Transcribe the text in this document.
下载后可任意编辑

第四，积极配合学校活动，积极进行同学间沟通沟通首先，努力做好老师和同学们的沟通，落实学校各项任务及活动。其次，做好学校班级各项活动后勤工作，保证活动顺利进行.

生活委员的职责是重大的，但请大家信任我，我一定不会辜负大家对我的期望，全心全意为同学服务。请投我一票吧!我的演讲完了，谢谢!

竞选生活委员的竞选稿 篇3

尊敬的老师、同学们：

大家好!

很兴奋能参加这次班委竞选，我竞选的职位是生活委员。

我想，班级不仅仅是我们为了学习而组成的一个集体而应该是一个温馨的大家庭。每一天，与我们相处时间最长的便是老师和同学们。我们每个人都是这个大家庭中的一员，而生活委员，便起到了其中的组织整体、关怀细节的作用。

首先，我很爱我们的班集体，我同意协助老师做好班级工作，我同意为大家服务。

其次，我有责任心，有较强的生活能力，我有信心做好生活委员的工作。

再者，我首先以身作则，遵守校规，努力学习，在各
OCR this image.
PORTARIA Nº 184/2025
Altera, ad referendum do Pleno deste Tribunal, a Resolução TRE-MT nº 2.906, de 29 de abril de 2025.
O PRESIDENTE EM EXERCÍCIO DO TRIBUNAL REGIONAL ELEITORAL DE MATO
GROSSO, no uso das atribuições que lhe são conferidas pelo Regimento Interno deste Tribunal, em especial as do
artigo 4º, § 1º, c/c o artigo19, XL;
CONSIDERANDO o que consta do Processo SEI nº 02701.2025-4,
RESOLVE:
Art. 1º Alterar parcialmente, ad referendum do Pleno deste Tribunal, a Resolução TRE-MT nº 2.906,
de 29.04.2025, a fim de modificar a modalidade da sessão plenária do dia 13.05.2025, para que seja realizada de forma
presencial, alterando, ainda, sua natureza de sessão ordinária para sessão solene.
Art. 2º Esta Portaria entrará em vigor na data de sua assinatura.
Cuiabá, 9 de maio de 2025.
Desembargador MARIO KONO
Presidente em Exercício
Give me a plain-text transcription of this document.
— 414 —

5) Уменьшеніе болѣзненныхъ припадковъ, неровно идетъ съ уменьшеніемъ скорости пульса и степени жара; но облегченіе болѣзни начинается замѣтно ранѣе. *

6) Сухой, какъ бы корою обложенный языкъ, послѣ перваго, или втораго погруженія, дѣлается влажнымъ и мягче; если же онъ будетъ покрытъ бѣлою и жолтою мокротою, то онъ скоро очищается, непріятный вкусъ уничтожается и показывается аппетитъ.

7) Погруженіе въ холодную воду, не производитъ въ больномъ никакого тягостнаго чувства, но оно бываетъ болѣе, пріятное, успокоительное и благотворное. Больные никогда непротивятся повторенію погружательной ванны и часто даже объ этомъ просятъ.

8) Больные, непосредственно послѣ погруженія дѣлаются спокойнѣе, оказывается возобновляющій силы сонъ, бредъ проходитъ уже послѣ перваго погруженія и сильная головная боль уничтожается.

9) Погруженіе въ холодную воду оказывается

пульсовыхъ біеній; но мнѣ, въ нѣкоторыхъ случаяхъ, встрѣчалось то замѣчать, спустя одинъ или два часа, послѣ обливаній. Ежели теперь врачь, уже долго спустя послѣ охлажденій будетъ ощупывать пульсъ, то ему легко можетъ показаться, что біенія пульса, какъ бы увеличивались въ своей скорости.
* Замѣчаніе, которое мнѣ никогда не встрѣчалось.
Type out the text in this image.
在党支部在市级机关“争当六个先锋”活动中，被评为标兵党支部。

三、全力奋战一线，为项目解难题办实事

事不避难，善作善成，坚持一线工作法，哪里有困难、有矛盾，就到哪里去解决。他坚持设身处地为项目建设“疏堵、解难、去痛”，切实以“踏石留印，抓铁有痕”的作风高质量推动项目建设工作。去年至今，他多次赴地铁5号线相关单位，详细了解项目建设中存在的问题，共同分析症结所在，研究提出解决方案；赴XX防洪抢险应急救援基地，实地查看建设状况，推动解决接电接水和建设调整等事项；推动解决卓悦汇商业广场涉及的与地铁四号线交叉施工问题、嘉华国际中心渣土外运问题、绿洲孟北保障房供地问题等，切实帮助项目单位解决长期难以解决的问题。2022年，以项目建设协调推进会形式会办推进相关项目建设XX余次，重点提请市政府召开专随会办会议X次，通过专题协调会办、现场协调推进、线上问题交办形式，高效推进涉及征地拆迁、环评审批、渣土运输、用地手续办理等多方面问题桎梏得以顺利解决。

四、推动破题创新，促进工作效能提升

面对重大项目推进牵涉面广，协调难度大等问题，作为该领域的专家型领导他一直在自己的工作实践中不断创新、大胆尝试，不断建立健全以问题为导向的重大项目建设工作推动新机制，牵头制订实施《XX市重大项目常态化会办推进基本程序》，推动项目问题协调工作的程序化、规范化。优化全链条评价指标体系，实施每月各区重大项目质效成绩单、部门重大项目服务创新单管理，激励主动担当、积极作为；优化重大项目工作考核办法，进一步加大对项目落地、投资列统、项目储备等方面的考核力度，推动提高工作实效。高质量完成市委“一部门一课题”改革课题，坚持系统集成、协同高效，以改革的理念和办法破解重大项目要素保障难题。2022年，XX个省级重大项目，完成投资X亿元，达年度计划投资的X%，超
=====
Objective>
Give the entries once more, exactly as they appear.

Solution to the exercise>
Transcribe the text in this document.
下载后可任意编辑

第四，积极配合学校活动，积极进行同学间沟通沟通首先，努力做好老师和同学们的沟通，落实学校各项任务及活动。其次，做好学校班级各项活动后勤工作，保证活动顺利进行.

生活委员的职责是重大的，但请大家信任我，我一定不会辜负大家对我的期望，全心全意为同学服务。请投我一票吧!我的演讲完了，谢谢!

竞选生活委员的竞选稿 篇3

尊敬的老师、同学们：

大家好!

很兴奋能参加这次班委竞选，我竞选的职位是生活委员。

我想，班级不仅仅是我们为了学习而组成的一个集体而应该是一个温馨的大家庭。每一天，与我们相处时间最长的便是老师和同学们。我们每个人都是这个大家庭中的一员，而生活委员，便起到了其中的组织整体、关怀细节的作用。

首先，我很爱我们的班集体，我同意协助老师做好班级工作，我同意为大家服务。

其次，我有责任心，有较强的生活能力，我有信心做好生活委员的工作。

再者，我首先以身作则，遵守校规，努力学习，在各
OCR this image.
PORTARIA Nº 184/2025
Altera, ad referendum do Pleno deste Tribunal, a Resolução TRE-MT nº 2.906, de 29 de abril de 2025.
O PRESIDENTE EM EXERCÍCIO DO TRIBUNAL REGIONAL ELEITORAL DE MATO
GROSSO, no uso das atribuições que lhe são conferidas pelo Regimento Interno deste Tribunal, em especial as do
artigo 4º, § 1º, c/c o artigo19, XL;
CONSIDERANDO o que consta do Processo SEI nº 02701.2025-4,
RESOLVE:
Art. 1º Alterar parcialmente, ad referendum do Pleno deste Tribunal, a Resolução TRE-MT nº 2.906,
de 29.04.2025, a fim de modificar a modalidade da sessão plenária do dia 13.05.2025, para que seja realizada de forma
presencial, alterando, ainda, sua natureza de sessão ordinária para sessão solene.
Art. 2º Esta Portaria entrará em vigor na data de sua assinatura.
Cuiabá, 9 de maio de 2025.
Desembargador MARIO KONO
Presidente em Exercício
Give me a plain-text transcription of this document.
— 414 —

5) Уменьшеніе болѣзненныхъ припадковъ, неровно идетъ съ уменьшеніемъ скорости пульса и степени жара; но облегченіе болѣзни начинается замѣтно ранѣе. *

6) Сухой, какъ бы корою обложенный языкъ, послѣ перваго, или втораго погруженія, дѣлается влажнымъ и мягче; если же онъ будетъ покрытъ бѣлою и жолтою мокротою, то онъ скоро очищается, непріятный вкусъ уничтожается и показывается аппетитъ.

7) Погруженіе въ холодную воду, не производитъ въ больномъ никакого тягостнаго чувства, но оно бываетъ болѣе, пріятное, успокоительное и благотворное. Больные никогда непротивятся повторенію погружательной ванны и часто даже объ этомъ просятъ.

8) Больные, непосредственно послѣ погруженія дѣлаются спокойнѣе, оказывается возобновляющій силы сонъ, бредъ проходитъ уже послѣ перваго погруженія и сильная головная боль уничтожается.

9) Погруженіе въ холодную воду оказывается

пульсовыхъ біеній; но мнѣ, въ нѣкоторыхъ случаяхъ, встрѣчалось то замѣчать, спустя одинъ или два часа, послѣ обливаній. Ежели теперь врачь, уже долго спустя послѣ охлажденій будетъ ощупывать пульсъ, то ему легко можетъ показаться, что біенія пульса, какъ бы увеличивались въ своей скорости.
* Замѣчаніе, которое мнѣ никогда не встрѣчалось.
Type out the text in this image.
在党支部在市级机关“争当六个先锋”活动中，被评为标兵党支部。

三、全力奋战一线，为项目解难题办实事

事不避难，善作善成，坚持一线工作法，哪里有困难、有矛盾，就到哪里去解决。他坚持设身处地为项目建设“疏堵、解难、去痛”，切实以“踏石留印，抓铁有痕”的作风高质量推动项目建设工作。去年至今，他多次赴地铁5号线相关单位，详细了解项目建设中存在的问题，共同分析症结所在，研究提出解决方案；赴XX防洪抢险应急救援基地，实地查看建设状况，推动解决接电接水和建设调整等事项；推动解决卓悦汇商业广场涉及的与地铁四号线交叉施工问题、嘉华国际中心渣土外运问题、绿洲孟北保障房供地问题等，切实帮助项目单位解决长期难以解决的问题。2022年，以项目建设协调推进会形式会办推进相关项目建设XX余次，重点提请市政府召开专随会办会议X次，通过专题协调会办、现场协调推进、线上问题交办形式，高效推进涉及征地拆迁、环评审批、渣土运输、用地手续办理等多方面问题桎梏得以顺利解决。

四、推动破题创新，促进工作效能提升

面对重大项目推进牵涉面广，协调难度大等问题，作为该领域的专家型领导他一直在自己的工作实践中不断创新、大胆尝试，不断建立健全以问题为导向的重大项目建设工作推动新机制，牵头制订实施《XX市重大项目常态化会办推进基本程序》，推动项目问题协调工作的程序化、规范化。优化全链条评价指标体系，实施每月各区重大项目质效成绩单、部门重大项目服务创新单管理，激励主动担当、积极作为；优化重大项目工作考核办法，进一步加大对项目落地、投资列统、项目储备等方面的考核力度，推动提高工作实效。高质量完成市委“一部门一课题”改革课题，坚持系统集成、协同高效，以改革的理念和办法破解重大项目要素保障难题。2022年，XX个省级重大项目，完成投资X亿元，达年度计划投资的X%，超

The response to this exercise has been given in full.